Excerpt provided:
--- start ---
2014-02-23 Thread Chris Mitchell
I have a distant family connection with (ice) hockey in Canada. I'm
related to the Stanley family who created the Stanley Cup. My 3 times
great grandfather was the 13th Earl of Derby and it was his grandson,
the 16th Earl who donated the cup during his time as Governor General
to Canada. Apparently many of his family members took to the game.

Sadly, my lineage is somewhat doubtful as my grandfather didn't marry
my grandmother until 5 years after my mother (whose birth certificate
gives her surname as Stanley) was born. He had to wait until his first
wife died. He had been a naughty boy at some point, being defrocked as
a Church of England curate (we're desperately trying to find out the
facts of the defrocking!). Still, he did all right - he was 64 when my
mother  was born and my grandmother was 23...

On 22 February 2014 22:31, knarf knarftheria...@gmail.com wrote:
 Many cities and towns lay claim to holding the first hockey game. Halifax 
 thinks they had it. Montreal does, too. A very plausible theory has the first 
 game in Kingston, Ontario between Montreal's McGill University (an alma mater 
 of mine, which is why it's likely true) and Royal Military College.

 Truth is it evolved from earlier forms of shinny or grass hockey so it's a 
 matter of conjecture as to when it crystalized into ice hockey.

 Whatever, we've been playing it for a long time and the game almost certainly 
 began somewhere here (although some New England town claims it, too!). I 
 think it's great that it's become so internationally loved.

 Favourite hockey joke, care of Rodney Dangerfield: I went to a fight the 
 other night and a hockey game broke out.

 Cheers,
 frank



 On 22 February, 2014 4:31:45 PM EST, Paul Stenquist pnstenqu...@comcast.net 
 wrote:
It seems as though the first organized  ice hockey game may have been
played in Montreal in 1975. It was probably  a variant of field hockey
type games played in Ireland and Scotland.  Oxford University in the UK
started playing ice hockey in 1885. Yale and John Hopkins in the U.S.
started playing in 1893. The University of Michigan and Michigan State
University played their first varsity hockey game in 1922.
On Feb 22, 2014, at 3:59 PM, knarf knarftheria...@gmail.com wrote:

 The Americans always have strong teams and you always bring your best
game to us.
--- end ---
Entries shown:
--- start ---
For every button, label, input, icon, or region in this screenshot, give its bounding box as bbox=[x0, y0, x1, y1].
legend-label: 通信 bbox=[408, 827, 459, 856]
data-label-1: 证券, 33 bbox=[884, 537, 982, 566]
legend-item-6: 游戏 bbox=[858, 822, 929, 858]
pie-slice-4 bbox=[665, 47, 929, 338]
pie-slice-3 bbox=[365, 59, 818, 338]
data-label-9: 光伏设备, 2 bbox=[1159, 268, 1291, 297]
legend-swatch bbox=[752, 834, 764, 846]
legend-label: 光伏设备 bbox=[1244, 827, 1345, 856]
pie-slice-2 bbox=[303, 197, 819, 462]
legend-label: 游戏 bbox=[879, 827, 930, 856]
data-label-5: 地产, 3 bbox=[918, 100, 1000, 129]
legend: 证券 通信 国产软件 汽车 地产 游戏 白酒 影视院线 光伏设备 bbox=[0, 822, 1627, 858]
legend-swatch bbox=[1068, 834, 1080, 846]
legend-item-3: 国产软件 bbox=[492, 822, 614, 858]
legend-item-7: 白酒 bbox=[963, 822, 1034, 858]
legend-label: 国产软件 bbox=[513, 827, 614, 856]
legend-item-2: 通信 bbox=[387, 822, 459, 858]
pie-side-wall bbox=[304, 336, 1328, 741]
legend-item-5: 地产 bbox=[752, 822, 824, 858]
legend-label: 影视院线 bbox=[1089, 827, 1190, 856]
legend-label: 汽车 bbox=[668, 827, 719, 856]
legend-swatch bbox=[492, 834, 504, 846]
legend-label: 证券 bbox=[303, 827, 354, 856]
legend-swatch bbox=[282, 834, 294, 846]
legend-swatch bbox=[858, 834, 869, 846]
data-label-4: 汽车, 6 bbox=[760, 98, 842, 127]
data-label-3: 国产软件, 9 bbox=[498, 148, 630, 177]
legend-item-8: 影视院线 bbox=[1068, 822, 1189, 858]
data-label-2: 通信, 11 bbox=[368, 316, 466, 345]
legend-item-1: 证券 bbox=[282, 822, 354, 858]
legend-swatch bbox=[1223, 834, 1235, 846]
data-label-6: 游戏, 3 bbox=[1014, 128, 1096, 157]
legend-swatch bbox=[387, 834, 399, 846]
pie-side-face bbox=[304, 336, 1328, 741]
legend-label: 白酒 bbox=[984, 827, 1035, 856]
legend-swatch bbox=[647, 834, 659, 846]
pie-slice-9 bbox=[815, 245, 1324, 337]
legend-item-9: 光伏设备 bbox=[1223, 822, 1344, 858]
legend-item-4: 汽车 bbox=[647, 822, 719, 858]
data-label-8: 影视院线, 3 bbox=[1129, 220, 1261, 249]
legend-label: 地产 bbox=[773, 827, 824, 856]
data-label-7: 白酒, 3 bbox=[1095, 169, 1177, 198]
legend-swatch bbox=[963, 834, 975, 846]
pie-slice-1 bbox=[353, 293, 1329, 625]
--- end ---
Required tasks:
1 – According to the excerpt about hockey, in what year did Oxford University start playing ice hockey?
2 – Format the listing as a numbered list, starting with its first line and going on through the line that contains "legend-item-6: 游戏 bbox=[858, 822, 929, 858]". Leave out blank lines.

Solution set:
1 – 1885

2 –
1. For every button, label, input, icon, or region in this screenshot, give its bounding box as bbox=[x0, y0, x1, y1].
2. legend-label: 通信 bbox=[408, 827, 459, 856]
3. data-label-1: 证券, 33 bbox=[884, 537, 982, 566]
4. legend-item-6: 游戏 bbox=[858, 822, 929, 858]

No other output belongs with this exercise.